Exercise goal
Across the material below, how many lines contain the word "West"? Give only the number.

Exercise data

********************

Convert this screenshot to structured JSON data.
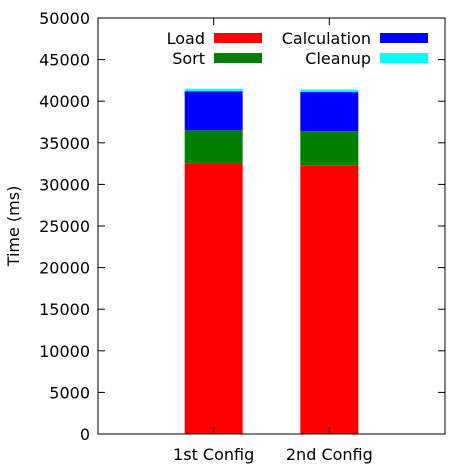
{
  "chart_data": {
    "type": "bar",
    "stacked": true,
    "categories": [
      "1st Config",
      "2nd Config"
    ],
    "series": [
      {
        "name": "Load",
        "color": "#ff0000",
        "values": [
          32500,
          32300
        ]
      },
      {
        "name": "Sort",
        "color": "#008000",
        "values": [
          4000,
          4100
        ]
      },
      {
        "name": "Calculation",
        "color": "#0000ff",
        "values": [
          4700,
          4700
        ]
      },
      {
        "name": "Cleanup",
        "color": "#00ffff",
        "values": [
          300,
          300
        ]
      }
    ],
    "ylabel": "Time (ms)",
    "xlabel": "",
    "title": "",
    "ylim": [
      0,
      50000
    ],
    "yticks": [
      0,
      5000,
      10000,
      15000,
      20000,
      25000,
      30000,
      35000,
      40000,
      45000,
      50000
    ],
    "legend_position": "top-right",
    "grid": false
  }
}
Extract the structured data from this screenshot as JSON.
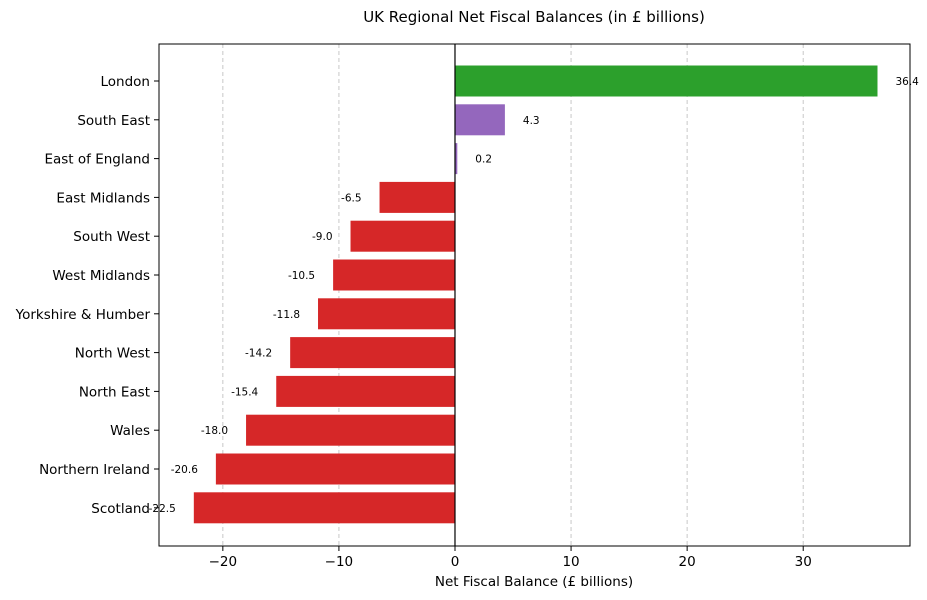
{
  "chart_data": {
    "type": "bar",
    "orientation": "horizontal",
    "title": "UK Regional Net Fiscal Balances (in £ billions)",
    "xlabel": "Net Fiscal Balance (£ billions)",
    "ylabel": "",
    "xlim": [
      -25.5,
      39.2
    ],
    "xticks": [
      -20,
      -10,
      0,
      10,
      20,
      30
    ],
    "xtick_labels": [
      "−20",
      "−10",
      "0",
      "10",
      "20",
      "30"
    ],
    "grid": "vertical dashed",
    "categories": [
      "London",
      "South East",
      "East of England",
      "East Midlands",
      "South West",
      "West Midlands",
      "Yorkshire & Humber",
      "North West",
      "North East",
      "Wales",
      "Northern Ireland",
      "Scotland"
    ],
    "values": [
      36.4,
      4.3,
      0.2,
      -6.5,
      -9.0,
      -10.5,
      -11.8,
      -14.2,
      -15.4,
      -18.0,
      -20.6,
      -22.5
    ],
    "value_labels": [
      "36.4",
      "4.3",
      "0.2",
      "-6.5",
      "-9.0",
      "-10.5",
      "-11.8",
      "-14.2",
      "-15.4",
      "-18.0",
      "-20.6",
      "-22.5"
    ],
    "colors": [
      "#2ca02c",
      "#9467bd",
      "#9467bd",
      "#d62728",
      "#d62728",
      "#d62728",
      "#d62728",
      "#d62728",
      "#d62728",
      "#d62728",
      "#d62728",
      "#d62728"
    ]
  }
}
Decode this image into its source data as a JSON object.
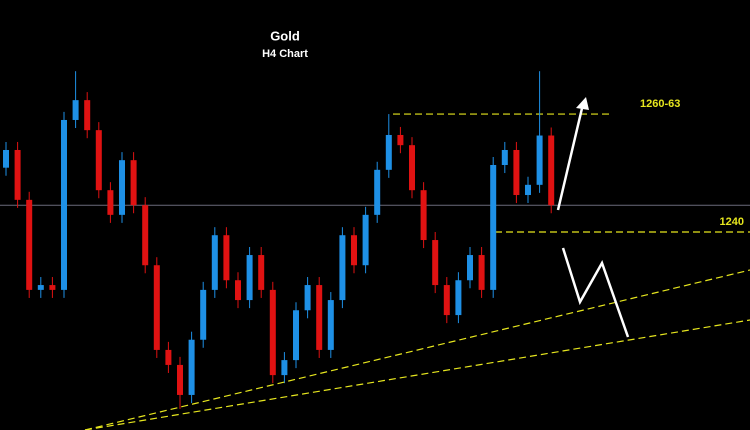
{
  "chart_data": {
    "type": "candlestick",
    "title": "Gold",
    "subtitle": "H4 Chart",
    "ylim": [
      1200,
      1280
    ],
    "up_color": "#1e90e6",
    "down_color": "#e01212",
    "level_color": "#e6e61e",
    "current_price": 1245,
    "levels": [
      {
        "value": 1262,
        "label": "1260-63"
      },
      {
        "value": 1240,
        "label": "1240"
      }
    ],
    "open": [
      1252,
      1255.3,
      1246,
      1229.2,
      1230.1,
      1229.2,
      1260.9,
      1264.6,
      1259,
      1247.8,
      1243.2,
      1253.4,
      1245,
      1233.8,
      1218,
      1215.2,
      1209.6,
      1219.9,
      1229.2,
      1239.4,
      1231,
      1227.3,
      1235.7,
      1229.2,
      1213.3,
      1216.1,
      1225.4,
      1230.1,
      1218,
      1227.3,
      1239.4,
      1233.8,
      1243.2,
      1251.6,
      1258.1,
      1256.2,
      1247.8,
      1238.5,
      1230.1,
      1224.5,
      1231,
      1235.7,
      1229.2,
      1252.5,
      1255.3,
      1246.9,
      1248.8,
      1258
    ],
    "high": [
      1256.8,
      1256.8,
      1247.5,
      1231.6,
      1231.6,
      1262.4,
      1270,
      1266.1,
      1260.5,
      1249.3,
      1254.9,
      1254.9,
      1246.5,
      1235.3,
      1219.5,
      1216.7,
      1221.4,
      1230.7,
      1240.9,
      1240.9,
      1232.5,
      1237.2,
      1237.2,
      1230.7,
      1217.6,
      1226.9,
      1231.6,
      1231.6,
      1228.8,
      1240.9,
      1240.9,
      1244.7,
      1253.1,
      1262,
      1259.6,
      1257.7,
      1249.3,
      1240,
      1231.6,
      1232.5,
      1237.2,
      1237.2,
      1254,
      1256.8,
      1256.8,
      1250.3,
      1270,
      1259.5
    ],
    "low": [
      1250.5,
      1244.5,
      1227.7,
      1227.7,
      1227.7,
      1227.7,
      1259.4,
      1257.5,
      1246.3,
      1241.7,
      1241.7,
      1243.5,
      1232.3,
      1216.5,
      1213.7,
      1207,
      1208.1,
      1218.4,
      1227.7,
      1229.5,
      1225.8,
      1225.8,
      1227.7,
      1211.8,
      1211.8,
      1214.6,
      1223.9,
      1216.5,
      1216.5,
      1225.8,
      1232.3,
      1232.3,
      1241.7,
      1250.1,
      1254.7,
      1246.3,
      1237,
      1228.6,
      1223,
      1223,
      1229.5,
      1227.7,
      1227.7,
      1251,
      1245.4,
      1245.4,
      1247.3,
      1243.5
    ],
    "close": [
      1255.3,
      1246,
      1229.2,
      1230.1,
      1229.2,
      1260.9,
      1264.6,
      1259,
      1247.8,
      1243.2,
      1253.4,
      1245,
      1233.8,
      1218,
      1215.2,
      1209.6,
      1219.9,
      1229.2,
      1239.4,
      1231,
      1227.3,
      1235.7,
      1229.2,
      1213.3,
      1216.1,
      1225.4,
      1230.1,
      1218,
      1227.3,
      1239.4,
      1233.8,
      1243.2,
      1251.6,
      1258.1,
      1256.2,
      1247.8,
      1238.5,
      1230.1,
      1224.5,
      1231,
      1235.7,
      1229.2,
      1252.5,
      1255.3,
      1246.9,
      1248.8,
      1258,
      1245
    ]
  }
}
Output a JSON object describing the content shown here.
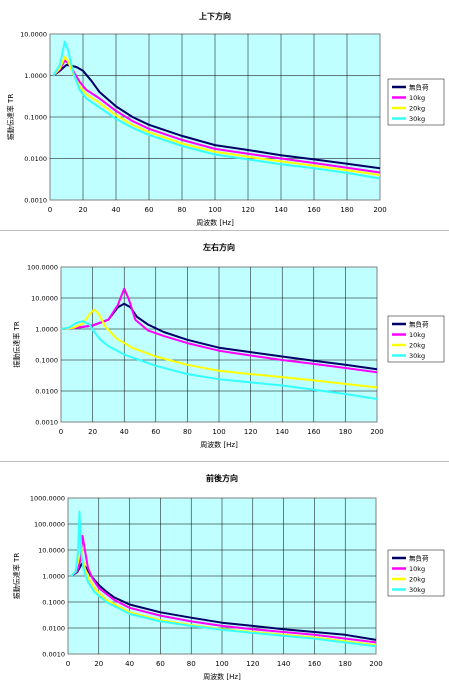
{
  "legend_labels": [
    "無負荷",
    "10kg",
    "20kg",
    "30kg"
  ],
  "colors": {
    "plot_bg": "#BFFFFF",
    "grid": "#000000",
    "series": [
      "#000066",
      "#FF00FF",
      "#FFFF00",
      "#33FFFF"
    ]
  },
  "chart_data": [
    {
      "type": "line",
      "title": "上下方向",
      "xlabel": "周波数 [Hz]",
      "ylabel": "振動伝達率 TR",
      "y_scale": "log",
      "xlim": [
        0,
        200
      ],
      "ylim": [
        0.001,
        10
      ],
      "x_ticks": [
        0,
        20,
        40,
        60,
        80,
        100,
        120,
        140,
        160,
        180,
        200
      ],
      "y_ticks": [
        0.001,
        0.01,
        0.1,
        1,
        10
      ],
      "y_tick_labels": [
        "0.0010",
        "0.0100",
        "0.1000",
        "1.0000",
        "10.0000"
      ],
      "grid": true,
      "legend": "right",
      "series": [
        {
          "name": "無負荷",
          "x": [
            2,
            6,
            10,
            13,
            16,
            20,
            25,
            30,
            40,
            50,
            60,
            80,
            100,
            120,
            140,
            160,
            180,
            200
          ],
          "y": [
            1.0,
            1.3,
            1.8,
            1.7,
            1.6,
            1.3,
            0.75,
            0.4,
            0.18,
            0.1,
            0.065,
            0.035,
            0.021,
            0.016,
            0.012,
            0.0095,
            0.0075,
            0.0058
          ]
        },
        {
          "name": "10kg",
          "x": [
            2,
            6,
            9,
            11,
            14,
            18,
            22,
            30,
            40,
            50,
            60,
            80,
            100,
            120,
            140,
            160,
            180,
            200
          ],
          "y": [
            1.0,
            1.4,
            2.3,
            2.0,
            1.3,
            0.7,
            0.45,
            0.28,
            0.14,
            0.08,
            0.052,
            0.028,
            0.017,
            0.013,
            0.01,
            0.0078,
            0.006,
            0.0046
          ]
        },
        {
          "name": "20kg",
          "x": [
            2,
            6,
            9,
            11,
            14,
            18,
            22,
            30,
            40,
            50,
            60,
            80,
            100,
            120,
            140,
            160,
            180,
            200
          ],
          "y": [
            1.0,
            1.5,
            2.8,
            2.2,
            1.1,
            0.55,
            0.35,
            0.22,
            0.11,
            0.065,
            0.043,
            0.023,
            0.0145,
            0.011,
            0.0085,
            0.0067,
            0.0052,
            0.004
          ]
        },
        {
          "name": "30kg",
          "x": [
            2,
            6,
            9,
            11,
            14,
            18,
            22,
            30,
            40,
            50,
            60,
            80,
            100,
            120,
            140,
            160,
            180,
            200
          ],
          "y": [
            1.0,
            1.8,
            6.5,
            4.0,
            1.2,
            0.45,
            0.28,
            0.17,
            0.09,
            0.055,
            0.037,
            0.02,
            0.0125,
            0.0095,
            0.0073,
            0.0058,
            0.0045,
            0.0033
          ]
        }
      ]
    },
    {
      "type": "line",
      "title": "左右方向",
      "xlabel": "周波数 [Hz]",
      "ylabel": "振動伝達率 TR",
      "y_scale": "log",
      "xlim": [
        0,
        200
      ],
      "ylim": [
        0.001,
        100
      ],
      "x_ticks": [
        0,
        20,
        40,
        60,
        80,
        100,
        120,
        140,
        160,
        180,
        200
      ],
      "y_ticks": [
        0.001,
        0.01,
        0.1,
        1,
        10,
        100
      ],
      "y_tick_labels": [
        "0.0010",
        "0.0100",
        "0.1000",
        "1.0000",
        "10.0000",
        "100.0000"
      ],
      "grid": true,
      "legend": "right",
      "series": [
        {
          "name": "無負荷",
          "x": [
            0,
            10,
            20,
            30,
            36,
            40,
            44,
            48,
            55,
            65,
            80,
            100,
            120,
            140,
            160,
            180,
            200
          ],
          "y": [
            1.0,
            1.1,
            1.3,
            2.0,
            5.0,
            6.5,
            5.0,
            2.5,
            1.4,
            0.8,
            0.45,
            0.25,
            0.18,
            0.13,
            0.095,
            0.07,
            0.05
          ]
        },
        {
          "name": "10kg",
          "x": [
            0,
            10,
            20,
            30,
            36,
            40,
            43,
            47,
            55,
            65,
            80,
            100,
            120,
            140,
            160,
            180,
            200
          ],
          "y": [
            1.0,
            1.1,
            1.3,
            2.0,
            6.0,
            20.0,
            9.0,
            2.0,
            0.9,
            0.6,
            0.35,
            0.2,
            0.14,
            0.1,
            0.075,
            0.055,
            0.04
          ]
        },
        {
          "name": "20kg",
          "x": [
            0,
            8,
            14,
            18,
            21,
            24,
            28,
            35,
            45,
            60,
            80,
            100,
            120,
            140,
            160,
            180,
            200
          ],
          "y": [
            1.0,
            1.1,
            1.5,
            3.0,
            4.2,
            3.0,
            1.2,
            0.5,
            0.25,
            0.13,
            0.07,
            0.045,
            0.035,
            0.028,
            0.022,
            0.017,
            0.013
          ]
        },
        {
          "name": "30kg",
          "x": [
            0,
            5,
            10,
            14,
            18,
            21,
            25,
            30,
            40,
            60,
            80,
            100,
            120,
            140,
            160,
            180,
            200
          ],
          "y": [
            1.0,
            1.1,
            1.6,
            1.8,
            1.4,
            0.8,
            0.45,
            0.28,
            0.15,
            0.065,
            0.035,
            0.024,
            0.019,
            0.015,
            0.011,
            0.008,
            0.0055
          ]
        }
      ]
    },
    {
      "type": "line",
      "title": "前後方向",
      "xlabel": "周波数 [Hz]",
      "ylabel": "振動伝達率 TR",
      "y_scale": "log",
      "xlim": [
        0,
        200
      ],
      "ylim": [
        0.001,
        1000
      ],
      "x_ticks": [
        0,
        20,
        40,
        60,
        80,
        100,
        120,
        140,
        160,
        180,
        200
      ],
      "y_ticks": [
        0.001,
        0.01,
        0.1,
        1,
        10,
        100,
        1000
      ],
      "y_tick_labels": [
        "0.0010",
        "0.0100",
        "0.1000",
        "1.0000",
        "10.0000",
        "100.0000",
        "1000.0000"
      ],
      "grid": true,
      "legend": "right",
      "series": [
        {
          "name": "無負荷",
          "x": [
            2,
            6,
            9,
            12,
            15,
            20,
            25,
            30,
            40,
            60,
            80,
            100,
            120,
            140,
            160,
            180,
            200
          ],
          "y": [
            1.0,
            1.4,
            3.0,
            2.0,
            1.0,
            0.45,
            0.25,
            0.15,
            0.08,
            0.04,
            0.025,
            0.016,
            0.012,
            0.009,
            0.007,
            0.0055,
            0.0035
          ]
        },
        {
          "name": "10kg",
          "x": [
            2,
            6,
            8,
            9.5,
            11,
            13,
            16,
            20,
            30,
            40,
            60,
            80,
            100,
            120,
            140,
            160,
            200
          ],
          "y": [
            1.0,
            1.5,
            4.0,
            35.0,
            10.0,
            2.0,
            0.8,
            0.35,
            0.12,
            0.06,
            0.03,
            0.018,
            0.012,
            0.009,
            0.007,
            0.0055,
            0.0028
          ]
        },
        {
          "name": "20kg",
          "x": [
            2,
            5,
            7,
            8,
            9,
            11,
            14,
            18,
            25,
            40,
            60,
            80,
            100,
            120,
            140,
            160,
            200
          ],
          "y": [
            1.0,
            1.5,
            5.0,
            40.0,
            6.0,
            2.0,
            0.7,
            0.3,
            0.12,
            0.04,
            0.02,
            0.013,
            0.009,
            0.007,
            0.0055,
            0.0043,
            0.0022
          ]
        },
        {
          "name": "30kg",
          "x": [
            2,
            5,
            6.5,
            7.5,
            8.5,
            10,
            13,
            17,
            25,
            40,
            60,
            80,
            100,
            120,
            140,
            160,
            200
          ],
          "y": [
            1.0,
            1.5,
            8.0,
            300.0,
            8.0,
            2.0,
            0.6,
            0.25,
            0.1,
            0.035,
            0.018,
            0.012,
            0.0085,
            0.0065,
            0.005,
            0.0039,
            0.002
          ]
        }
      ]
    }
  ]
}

********************

Expected output
3